▶ [WHAT THE TASK ASKS] Skip every line before the one containing "Read all visible content and emit it as JSON.", then copy that line and the rest of the entries below exactly, through the last line.

___ RECORDS SHOWN ___

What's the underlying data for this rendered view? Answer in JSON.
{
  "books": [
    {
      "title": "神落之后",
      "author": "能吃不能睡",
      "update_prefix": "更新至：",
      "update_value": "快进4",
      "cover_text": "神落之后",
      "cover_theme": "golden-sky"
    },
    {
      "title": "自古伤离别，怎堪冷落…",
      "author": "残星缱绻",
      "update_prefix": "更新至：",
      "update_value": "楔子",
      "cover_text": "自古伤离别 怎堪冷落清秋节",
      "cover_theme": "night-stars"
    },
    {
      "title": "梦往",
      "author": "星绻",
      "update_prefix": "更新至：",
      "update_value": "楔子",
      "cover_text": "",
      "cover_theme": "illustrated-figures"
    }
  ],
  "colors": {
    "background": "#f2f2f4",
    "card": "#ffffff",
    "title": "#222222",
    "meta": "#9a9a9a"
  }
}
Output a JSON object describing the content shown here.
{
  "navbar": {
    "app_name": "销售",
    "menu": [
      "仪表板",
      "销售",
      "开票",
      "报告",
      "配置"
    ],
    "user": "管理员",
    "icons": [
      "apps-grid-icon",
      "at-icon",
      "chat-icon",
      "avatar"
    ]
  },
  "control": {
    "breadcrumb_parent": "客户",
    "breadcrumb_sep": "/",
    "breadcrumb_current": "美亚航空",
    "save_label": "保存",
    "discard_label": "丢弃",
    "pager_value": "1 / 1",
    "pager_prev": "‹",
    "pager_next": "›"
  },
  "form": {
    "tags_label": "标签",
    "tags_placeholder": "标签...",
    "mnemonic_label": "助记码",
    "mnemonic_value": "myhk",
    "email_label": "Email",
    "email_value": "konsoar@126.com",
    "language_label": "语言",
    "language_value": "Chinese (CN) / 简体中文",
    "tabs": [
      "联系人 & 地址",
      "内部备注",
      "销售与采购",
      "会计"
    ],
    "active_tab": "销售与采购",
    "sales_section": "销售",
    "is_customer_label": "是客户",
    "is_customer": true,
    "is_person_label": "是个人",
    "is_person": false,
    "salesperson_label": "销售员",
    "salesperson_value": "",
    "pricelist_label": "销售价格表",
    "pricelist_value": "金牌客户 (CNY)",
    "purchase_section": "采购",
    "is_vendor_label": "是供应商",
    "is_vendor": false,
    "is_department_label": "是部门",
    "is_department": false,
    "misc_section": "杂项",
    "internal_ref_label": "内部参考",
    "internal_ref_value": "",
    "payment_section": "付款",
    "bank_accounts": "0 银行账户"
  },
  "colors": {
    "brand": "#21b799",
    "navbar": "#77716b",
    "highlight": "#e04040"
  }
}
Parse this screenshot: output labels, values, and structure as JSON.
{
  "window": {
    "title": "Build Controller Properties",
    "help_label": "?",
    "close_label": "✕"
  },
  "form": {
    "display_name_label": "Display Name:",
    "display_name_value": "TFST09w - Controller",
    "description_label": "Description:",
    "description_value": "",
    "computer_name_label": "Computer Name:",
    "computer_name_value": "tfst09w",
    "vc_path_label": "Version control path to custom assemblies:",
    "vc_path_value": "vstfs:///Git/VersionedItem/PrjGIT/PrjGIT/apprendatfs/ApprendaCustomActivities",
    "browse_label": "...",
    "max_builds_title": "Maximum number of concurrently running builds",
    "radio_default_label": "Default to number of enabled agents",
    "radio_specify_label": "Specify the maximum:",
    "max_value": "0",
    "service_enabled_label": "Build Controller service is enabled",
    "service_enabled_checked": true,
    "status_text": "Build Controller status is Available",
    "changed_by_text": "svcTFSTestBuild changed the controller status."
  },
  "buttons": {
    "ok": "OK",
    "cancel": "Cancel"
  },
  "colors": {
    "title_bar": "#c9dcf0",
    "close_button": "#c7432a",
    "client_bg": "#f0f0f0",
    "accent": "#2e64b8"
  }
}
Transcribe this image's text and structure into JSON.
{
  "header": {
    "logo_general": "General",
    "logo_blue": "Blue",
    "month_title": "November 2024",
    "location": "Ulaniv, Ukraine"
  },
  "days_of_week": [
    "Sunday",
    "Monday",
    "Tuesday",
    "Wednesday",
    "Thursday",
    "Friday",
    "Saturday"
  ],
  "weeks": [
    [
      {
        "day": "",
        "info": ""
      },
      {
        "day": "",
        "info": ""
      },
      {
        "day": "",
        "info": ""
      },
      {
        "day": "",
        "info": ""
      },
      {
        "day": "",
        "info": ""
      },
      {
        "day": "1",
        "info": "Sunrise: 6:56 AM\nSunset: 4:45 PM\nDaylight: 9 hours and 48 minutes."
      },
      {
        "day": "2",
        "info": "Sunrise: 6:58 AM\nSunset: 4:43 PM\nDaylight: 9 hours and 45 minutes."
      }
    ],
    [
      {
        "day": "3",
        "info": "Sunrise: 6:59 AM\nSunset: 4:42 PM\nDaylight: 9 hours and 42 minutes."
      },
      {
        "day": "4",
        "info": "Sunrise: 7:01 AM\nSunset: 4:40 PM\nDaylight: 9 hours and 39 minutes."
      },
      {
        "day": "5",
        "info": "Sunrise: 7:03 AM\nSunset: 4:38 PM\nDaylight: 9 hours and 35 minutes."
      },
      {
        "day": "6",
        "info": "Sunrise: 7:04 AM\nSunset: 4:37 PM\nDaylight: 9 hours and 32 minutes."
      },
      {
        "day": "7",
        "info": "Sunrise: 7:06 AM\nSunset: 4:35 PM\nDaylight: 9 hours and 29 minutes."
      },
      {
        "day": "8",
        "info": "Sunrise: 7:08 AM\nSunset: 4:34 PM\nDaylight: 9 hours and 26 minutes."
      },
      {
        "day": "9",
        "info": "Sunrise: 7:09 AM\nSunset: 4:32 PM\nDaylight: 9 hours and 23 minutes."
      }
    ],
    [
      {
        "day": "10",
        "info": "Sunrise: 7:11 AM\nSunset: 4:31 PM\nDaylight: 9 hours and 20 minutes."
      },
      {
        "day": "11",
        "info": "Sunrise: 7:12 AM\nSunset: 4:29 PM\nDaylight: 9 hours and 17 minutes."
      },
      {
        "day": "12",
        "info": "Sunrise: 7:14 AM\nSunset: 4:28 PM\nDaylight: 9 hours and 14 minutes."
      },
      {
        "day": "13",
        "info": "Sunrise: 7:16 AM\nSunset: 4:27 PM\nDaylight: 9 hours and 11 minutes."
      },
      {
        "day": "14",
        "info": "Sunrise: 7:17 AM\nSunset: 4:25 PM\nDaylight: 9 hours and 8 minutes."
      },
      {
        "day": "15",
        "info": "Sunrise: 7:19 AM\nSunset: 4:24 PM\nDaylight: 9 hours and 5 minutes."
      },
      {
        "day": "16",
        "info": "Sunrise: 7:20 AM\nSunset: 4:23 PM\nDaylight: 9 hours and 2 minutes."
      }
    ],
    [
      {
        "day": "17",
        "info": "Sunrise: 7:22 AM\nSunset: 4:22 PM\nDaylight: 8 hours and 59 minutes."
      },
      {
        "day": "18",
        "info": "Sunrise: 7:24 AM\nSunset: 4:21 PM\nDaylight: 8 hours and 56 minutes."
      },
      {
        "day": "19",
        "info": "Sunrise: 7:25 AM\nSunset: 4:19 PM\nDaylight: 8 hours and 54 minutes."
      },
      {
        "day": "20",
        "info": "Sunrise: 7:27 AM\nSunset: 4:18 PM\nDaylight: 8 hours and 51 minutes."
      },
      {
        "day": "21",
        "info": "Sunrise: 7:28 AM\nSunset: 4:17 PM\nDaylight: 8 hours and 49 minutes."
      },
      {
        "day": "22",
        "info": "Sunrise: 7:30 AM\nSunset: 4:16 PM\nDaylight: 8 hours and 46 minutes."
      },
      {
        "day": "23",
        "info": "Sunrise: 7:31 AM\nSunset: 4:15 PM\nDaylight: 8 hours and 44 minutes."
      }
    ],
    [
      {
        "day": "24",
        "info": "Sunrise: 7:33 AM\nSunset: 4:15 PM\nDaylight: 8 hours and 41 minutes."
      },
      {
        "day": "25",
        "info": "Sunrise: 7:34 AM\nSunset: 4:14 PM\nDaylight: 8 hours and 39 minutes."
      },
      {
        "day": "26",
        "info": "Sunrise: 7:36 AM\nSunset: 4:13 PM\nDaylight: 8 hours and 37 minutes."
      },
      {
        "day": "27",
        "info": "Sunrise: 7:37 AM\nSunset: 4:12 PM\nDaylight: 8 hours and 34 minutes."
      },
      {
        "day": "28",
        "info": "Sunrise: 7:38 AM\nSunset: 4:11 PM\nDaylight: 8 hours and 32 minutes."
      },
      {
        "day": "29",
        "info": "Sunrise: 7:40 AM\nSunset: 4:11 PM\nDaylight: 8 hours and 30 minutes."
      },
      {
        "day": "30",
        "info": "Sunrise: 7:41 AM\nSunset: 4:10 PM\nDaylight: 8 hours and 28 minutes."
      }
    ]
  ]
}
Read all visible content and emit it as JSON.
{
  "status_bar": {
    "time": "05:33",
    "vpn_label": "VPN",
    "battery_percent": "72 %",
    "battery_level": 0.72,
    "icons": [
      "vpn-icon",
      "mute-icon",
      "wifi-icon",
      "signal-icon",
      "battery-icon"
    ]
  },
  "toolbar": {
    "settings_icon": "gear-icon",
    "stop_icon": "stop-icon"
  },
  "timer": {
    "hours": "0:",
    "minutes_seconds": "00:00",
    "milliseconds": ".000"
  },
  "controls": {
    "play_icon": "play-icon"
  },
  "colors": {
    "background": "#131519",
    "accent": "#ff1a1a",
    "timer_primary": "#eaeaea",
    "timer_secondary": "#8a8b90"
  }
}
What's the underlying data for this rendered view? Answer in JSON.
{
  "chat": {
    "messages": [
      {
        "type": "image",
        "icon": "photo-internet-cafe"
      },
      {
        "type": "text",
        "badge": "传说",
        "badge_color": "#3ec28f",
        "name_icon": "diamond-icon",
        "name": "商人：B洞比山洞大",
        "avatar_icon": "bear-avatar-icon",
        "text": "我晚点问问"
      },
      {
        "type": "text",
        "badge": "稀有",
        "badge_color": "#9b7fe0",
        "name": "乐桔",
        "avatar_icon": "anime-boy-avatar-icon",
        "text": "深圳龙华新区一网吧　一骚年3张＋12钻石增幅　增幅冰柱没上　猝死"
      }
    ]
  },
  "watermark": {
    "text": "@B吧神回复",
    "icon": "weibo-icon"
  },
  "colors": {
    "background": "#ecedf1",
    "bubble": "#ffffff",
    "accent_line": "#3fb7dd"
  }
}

___

▶ [COMPLETE ANSWER]
Read all visible content and emit it as JSON.
{
  "status_bar": {
    "time": "05:33",
    "vpn_label": "VPN",
    "battery_percent": "72 %",
    "battery_level": 0.72,
    "icons": [
      "vpn-icon",
      "mute-icon",
      "wifi-icon",
      "signal-icon",
      "battery-icon"
    ]
  },
  "toolbar": {
    "settings_icon": "gear-icon",
    "stop_icon": "stop-icon"
  },
  "timer": {
    "hours": "0:",
    "minutes_seconds": "00:00",
    "milliseconds": ".000"
  },
  "controls": {
    "play_icon": "play-icon"
  },
  "colors": {
    "background": "#131519",
    "accent": "#ff1a1a",
    "timer_primary": "#eaeaea",
    "timer_secondary": "#8a8b90"
  }
}
What's the underlying data for this rendered view? Answer in JSON.
{
  "chat": {
    "messages": [
      {
        "type": "image",
        "icon": "photo-internet-cafe"
      },
      {
        "type": "text",
        "badge": "传说",
        "badge_color": "#3ec28f",
        "name_icon": "diamond-icon",
        "name": "商人：B洞比山洞大",
        "avatar_icon": "bear-avatar-icon",
        "text": "我晚点问问"
      },
      {
        "type": "text",
        "badge": "稀有",
        "badge_color": "#9b7fe0",
        "name": "乐桔",
        "avatar_icon": "anime-boy-avatar-icon",
        "text": "深圳龙华新区一网吧　一骚年3张＋12钻石增幅　增幅冰柱没上　猝死"
      }
    ]
  },
  "watermark": {
    "text": "@B吧神回复",
    "icon": "weibo-icon"
  },
  "colors": {
    "background": "#ecedf1",
    "bubble": "#ffffff",
    "accent_line": "#3fb7dd"
  }
}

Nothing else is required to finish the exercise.